▶ [Direction]:
Count every line where "JSON" shows up, and give that number only.
::::::::
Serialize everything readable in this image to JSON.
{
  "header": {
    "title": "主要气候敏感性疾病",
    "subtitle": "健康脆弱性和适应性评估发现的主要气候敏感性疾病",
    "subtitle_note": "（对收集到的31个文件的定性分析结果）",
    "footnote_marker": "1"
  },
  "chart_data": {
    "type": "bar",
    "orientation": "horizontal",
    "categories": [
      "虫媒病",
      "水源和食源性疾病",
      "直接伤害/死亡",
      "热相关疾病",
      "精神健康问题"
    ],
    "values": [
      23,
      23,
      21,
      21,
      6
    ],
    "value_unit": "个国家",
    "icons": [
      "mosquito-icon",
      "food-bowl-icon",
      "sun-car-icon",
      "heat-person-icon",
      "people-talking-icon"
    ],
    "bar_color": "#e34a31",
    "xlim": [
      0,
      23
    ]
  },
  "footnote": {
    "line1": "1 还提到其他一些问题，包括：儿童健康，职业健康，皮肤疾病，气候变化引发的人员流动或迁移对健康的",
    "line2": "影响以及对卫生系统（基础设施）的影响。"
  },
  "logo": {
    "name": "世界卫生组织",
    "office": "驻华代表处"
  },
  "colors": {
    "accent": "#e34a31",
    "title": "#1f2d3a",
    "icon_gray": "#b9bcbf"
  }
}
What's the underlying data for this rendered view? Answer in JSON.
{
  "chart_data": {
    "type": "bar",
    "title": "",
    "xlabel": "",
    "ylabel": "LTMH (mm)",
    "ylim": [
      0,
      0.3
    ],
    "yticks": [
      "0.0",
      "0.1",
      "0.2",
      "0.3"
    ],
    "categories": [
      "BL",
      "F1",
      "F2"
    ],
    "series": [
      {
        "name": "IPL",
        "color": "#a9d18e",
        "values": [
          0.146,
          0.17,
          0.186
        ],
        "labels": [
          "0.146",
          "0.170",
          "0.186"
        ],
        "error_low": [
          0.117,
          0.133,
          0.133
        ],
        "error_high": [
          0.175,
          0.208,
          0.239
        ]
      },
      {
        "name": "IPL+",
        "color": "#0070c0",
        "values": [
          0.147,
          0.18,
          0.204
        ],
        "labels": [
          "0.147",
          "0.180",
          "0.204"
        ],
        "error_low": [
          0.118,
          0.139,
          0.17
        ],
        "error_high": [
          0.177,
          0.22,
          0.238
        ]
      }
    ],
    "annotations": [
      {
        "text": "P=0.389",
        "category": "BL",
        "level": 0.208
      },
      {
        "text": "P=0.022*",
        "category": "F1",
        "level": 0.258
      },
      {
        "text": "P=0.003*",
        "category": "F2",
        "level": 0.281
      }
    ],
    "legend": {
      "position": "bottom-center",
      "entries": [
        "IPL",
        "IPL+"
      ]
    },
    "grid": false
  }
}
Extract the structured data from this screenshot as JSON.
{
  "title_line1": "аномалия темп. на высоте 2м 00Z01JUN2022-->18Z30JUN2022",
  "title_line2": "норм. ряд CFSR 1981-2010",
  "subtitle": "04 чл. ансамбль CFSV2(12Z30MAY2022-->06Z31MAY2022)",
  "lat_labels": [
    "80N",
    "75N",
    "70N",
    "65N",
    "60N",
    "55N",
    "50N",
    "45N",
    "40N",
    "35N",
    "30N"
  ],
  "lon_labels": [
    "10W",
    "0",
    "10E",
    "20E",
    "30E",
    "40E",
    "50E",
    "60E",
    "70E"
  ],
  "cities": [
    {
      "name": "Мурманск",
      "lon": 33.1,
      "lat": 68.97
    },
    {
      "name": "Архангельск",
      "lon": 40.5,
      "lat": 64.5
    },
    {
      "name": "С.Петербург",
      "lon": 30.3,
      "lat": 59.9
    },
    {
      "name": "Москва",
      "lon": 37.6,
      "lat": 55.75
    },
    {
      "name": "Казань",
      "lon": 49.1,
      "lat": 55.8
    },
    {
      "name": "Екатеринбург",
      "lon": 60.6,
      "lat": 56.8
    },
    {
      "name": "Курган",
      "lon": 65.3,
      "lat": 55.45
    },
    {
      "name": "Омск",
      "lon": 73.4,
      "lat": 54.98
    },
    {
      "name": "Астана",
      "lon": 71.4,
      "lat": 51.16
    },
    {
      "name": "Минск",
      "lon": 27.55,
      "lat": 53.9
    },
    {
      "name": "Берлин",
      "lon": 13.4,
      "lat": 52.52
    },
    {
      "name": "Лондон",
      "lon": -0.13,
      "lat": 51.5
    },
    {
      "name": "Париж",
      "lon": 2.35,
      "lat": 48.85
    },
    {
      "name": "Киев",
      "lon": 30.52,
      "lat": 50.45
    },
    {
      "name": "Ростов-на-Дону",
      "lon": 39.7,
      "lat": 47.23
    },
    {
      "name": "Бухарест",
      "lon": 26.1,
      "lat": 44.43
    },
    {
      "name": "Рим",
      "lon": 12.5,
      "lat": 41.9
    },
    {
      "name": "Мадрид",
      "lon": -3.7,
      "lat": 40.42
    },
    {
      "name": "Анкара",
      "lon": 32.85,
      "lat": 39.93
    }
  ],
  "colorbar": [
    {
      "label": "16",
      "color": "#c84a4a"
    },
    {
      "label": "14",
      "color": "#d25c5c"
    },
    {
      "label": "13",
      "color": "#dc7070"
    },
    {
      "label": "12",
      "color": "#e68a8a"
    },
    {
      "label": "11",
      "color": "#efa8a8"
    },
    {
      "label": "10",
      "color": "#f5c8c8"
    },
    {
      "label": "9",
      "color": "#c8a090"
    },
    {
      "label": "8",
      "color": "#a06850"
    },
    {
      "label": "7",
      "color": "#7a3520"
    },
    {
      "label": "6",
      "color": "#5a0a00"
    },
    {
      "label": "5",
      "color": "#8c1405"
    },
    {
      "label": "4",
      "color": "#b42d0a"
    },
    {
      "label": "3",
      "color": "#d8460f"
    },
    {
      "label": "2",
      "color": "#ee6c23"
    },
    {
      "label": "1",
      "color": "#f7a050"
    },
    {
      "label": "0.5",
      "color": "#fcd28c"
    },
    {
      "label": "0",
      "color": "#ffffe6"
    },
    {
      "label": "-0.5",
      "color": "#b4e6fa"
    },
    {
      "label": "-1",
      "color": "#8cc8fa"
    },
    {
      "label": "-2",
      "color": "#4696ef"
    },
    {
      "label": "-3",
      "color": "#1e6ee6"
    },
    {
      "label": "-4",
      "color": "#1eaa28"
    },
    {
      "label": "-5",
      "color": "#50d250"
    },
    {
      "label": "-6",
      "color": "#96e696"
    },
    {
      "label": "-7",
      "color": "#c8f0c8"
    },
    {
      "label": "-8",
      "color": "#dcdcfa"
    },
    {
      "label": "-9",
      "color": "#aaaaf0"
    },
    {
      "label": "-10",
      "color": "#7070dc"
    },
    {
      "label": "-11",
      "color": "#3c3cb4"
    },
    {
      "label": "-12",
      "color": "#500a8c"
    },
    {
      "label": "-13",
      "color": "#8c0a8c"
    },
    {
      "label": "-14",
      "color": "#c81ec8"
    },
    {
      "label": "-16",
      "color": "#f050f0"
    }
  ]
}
::::::::
▶ [Solution to this task]:
3